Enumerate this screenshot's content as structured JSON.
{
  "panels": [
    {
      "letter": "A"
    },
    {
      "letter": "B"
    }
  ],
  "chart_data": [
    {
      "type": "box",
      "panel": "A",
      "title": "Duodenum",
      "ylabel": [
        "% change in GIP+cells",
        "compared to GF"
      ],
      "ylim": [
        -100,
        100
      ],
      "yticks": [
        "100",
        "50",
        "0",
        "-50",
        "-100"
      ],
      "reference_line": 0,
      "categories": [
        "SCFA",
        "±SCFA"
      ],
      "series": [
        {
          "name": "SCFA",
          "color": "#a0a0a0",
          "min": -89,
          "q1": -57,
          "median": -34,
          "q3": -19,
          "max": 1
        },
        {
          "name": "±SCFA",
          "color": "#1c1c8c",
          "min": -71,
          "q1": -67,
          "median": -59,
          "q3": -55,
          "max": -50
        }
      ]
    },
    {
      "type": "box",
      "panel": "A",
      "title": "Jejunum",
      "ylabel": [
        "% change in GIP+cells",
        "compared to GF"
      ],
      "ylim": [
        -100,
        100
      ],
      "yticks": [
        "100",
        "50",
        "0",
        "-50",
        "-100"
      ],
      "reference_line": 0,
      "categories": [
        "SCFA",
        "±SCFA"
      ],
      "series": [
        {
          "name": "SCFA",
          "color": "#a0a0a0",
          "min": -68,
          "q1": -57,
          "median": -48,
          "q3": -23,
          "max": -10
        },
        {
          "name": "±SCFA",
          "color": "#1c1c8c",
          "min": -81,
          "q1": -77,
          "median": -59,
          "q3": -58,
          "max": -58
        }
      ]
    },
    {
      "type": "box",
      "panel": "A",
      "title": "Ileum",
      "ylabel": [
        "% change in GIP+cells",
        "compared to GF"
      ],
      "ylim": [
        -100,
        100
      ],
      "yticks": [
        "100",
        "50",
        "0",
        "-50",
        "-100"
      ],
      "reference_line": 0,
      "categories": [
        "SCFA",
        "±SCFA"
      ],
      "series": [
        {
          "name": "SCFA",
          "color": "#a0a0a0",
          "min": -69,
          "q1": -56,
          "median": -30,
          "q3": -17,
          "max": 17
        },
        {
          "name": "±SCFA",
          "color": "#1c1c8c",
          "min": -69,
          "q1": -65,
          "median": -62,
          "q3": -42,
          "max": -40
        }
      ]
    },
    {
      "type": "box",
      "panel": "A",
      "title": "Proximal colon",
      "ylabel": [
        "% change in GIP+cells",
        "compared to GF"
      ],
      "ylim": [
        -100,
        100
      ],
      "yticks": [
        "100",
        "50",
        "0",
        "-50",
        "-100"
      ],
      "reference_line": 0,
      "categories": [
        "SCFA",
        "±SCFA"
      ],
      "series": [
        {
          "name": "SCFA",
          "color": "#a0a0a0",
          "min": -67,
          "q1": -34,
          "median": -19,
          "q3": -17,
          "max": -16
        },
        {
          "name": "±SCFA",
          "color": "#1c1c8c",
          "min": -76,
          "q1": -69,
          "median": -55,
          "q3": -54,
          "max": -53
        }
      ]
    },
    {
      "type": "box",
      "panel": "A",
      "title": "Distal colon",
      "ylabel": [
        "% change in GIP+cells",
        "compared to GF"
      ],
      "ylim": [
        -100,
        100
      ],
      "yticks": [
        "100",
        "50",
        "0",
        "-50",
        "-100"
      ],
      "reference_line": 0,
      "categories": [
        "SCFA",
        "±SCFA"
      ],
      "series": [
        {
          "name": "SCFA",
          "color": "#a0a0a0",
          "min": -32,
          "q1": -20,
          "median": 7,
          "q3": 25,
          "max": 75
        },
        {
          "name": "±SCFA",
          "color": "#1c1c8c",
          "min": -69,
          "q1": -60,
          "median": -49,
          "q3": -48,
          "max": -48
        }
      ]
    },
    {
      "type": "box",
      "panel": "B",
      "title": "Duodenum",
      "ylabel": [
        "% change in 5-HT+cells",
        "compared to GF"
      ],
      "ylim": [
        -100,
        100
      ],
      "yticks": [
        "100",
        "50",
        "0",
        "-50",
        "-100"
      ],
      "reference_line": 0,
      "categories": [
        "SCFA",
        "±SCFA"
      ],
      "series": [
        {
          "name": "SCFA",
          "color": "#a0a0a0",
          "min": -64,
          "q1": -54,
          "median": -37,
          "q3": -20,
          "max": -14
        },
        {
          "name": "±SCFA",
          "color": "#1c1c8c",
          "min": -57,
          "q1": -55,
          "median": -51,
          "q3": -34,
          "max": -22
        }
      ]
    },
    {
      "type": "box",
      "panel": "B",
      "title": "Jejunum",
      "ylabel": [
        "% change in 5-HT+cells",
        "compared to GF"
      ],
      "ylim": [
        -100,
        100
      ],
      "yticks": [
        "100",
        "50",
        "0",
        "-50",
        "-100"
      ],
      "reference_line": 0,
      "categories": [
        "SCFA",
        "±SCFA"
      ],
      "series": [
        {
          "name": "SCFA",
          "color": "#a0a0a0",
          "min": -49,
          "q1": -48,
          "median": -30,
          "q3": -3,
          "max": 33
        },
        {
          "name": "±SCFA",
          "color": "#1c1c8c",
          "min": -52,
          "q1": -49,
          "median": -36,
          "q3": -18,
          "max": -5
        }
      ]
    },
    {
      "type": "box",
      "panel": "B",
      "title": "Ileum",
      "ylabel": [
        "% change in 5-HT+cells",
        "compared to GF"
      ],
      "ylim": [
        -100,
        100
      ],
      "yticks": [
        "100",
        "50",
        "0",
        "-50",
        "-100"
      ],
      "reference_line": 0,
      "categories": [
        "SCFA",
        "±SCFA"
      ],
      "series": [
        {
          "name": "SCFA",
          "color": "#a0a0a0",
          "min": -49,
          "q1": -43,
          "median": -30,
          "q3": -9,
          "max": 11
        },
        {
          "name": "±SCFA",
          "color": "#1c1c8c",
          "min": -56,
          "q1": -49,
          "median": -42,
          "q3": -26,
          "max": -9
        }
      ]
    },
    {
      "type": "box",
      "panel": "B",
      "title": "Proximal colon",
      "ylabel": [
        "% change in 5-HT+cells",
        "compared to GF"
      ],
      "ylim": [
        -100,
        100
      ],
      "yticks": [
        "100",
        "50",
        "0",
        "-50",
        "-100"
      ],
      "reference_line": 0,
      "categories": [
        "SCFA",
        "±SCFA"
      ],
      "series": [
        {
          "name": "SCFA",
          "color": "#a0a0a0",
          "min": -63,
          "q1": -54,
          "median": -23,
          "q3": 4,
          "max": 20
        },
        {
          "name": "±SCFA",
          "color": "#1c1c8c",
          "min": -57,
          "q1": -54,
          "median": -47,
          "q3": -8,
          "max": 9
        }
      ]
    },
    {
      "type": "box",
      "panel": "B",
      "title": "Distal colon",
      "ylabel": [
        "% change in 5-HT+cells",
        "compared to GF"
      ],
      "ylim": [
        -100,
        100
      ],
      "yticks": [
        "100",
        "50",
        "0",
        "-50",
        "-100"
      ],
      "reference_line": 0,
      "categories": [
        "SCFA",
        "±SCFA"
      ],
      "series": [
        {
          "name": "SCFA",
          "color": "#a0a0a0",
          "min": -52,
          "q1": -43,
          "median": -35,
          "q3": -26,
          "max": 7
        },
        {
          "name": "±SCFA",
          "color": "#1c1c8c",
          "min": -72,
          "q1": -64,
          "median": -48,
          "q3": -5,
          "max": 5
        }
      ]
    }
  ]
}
^^^^
- **Exercise task**
Set out the complete listing exactly as shown.

- **Output**
Enumerate this screenshot's content as structured JSON.
{
  "panels": [
    {
      "letter": "A"
    },
    {
      "letter": "B"
    }
  ],
  "chart_data": [
    {
      "type": "box",
      "panel": "A",
      "title": "Duodenum",
      "ylabel": [
        "% change in GIP+cells",
        "compared to GF"
      ],
      "ylim": [
        -100,
        100
      ],
      "yticks": [
        "100",
        "50",
        "0",
        "-50",
        "-100"
      ],
      "reference_line": 0,
      "categories": [
        "SCFA",
        "±SCFA"
      ],
      "series": [
        {
          "name": "SCFA",
          "color": "#a0a0a0",
          "min": -89,
          "q1": -57,
          "median": -34,
          "q3": -19,
          "max": 1
        },
        {
          "name": "±SCFA",
          "color": "#1c1c8c",
          "min": -71,
          "q1": -67,
          "median": -59,
          "q3": -55,
          "max": -50
        }
      ]
    },
    {
      "type": "box",
      "panel": "A",
      "title": "Jejunum",
      "ylabel": [
        "% change in GIP+cells",
        "compared to GF"
      ],
      "ylim": [
        -100,
        100
      ],
      "yticks": [
        "100",
        "50",
        "0",
        "-50",
        "-100"
      ],
      "reference_line": 0,
      "categories": [
        "SCFA",
        "±SCFA"
      ],
      "series": [
        {
          "name": "SCFA",
          "color": "#a0a0a0",
          "min": -68,
          "q1": -57,
          "median": -48,
          "q3": -23,
          "max": -10
        },
        {
          "name": "±SCFA",
          "color": "#1c1c8c",
          "min": -81,
          "q1": -77,
          "median": -59,
          "q3": -58,
          "max": -58
        }
      ]
    },
    {
      "type": "box",
      "panel": "A",
      "title": "Ileum",
      "ylabel": [
        "% change in GIP+cells",
        "compared to GF"
      ],
      "ylim": [
        -100,
        100
      ],
      "yticks": [
        "100",
        "50",
        "0",
        "-50",
        "-100"
      ],
      "reference_line": 0,
      "categories": [
        "SCFA",
        "±SCFA"
      ],
      "series": [
        {
          "name": "SCFA",
          "color": "#a0a0a0",
          "min": -69,
          "q1": -56,
          "median": -30,
          "q3": -17,
          "max": 17
        },
        {
          "name": "±SCFA",
          "color": "#1c1c8c",
          "min": -69,
          "q1": -65,
          "median": -62,
          "q3": -42,
          "max": -40
        }
      ]
    },
    {
      "type": "box",
      "panel": "A",
      "title": "Proximal colon",
      "ylabel": [
        "% change in GIP+cells",
        "compared to GF"
      ],
      "ylim": [
        -100,
        100
      ],
      "yticks": [
        "100",
        "50",
        "0",
        "-50",
        "-100"
      ],
      "reference_line": 0,
      "categories": [
        "SCFA",
        "±SCFA"
      ],
      "series": [
        {
          "name": "SCFA",
          "color": "#a0a0a0",
          "min": -67,
          "q1": -34,
          "median": -19,
          "q3": -17,
          "max": -16
        },
        {
          "name": "±SCFA",
          "color": "#1c1c8c",
          "min": -76,
          "q1": -69,
          "median": -55,
          "q3": -54,
          "max": -53
        }
      ]
    },
    {
      "type": "box",
      "panel": "A",
      "title": "Distal colon",
      "ylabel": [
        "% change in GIP+cells",
        "compared to GF"
      ],
      "ylim": [
        -100,
        100
      ],
      "yticks": [
        "100",
        "50",
        "0",
        "-50",
        "-100"
      ],
      "reference_line": 0,
      "categories": [
        "SCFA",
        "±SCFA"
      ],
      "series": [
        {
          "name": "SCFA",
          "color": "#a0a0a0",
          "min": -32,
          "q1": -20,
          "median": 7,
          "q3": 25,
          "max": 75
        },
        {
          "name": "±SCFA",
          "color": "#1c1c8c",
          "min": -69,
          "q1": -60,
          "median": -49,
          "q3": -48,
          "max": -48
        }
      ]
    },
    {
      "type": "box",
      "panel": "B",
      "title": "Duodenum",
      "ylabel": [
        "% change in 5-HT+cells",
        "compared to GF"
      ],
      "ylim": [
        -100,
        100
      ],
      "yticks": [
        "100",
        "50",
        "0",
        "-50",
        "-100"
      ],
      "reference_line": 0,
      "categories": [
        "SCFA",
        "±SCFA"
      ],
      "series": [
        {
          "name": "SCFA",
          "color": "#a0a0a0",
          "min": -64,
          "q1": -54,
          "median": -37,
          "q3": -20,
          "max": -14
        },
        {
          "name": "±SCFA",
          "color": "#1c1c8c",
          "min": -57,
          "q1": -55,
          "median": -51,
          "q3": -34,
          "max": -22
        }
      ]
    },
    {
      "type": "box",
      "panel": "B",
      "title": "Jejunum",
      "ylabel": [
        "% change in 5-HT+cells",
        "compared to GF"
      ],
      "ylim": [
        -100,
        100
      ],
      "yticks": [
        "100",
        "50",
        "0",
        "-50",
        "-100"
      ],
      "reference_line": 0,
      "categories": [
        "SCFA",
        "±SCFA"
      ],
      "series": [
        {
          "name": "SCFA",
          "color": "#a0a0a0",
          "min": -49,
          "q1": -48,
          "median": -30,
          "q3": -3,
          "max": 33
        },
        {
          "name": "±SCFA",
          "color": "#1c1c8c",
          "min": -52,
          "q1": -49,
          "median": -36,
          "q3": -18,
          "max": -5
        }
      ]
    },
    {
      "type": "box",
      "panel": "B",
      "title": "Ileum",
      "ylabel": [
        "% change in 5-HT+cells",
        "compared to GF"
      ],
      "ylim": [
        -100,
        100
      ],
      "yticks": [
        "100",
        "50",
        "0",
        "-50",
        "-100"
      ],
      "reference_line": 0,
      "categories": [
        "SCFA",
        "±SCFA"
      ],
      "series": [
        {
          "name": "SCFA",
          "color": "#a0a0a0",
          "min": -49,
          "q1": -43,
          "median": -30,
          "q3": -9,
          "max": 11
        },
        {
          "name": "±SCFA",
          "color": "#1c1c8c",
          "min": -56,
          "q1": -49,
          "median": -42,
          "q3": -26,
          "max": -9
        }
      ]
    },
    {
      "type": "box",
      "panel": "B",
      "title": "Proximal colon",
      "ylabel": [
        "% change in 5-HT+cells",
        "compared to GF"
      ],
      "ylim": [
        -100,
        100
      ],
      "yticks": [
        "100",
        "50",
        "0",
        "-50",
        "-100"
      ],
      "reference_line": 0,
      "categories": [
        "SCFA",
        "±SCFA"
      ],
      "series": [
        {
          "name": "SCFA",
          "color": "#a0a0a0",
          "min": -63,
          "q1": -54,
          "median": -23,
          "q3": 4,
          "max": 20
        },
        {
          "name": "±SCFA",
          "color": "#1c1c8c",
          "min": -57,
          "q1": -54,
          "median": -47,
          "q3": -8,
          "max": 9
        }
      ]
    },
    {
      "type": "box",
      "panel": "B",
      "title": "Distal colon",
      "ylabel": [
        "% change in 5-HT+cells",
        "compared to GF"
      ],
      "ylim": [
        -100,
        100
      ],
      "yticks": [
        "100",
        "50",
        "0",
        "-50",
        "-100"
      ],
      "reference_line": 0,
      "categories": [
        "SCFA",
        "±SCFA"
      ],
      "series": [
        {
          "name": "SCFA",
          "color": "#a0a0a0",
          "min": -52,
          "q1": -43,
          "median": -35,
          "q3": -26,
          "max": 7
        },
        {
          "name": "±SCFA",
          "color": "#1c1c8c",
          "min": -72,
          "q1": -64,
          "median": -48,
          "q3": -5,
          "max": 5
        }
      ]
    }
  ]
}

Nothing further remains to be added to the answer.